> **MATERIALS PROVIDED**
□ □ □
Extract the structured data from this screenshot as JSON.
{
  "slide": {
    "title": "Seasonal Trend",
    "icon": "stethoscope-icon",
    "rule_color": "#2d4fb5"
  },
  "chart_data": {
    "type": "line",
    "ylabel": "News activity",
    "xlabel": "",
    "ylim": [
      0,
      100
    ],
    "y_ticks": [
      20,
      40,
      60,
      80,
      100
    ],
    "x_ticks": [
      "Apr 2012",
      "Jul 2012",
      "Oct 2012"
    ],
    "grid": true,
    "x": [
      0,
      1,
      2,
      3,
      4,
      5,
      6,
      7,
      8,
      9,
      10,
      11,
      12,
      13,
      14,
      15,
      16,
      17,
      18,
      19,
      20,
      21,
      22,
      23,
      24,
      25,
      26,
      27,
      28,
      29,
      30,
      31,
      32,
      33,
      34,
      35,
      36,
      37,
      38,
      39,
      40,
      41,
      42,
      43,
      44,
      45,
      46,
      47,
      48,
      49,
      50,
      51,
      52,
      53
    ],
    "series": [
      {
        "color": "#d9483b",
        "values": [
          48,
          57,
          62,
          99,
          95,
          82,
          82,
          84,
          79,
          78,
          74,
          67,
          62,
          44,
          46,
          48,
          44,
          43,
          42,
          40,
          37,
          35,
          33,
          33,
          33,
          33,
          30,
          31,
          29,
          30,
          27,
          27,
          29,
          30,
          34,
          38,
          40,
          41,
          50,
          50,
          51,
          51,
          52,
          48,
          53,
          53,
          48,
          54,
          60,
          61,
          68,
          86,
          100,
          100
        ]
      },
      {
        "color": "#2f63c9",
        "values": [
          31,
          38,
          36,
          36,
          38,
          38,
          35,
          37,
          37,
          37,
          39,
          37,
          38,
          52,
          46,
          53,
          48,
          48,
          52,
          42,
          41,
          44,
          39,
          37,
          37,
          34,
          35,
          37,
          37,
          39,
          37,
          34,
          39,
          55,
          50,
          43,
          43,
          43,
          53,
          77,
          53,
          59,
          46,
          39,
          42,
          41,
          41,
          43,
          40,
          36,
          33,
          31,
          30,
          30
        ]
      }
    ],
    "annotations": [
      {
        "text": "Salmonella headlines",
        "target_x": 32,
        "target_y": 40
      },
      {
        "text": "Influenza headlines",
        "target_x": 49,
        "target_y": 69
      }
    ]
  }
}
□ □ □
> **YOUR TASK**
Of the lines in the material, how many include "text"? Respond with the number alone.

> **ANSWER BELOW**
2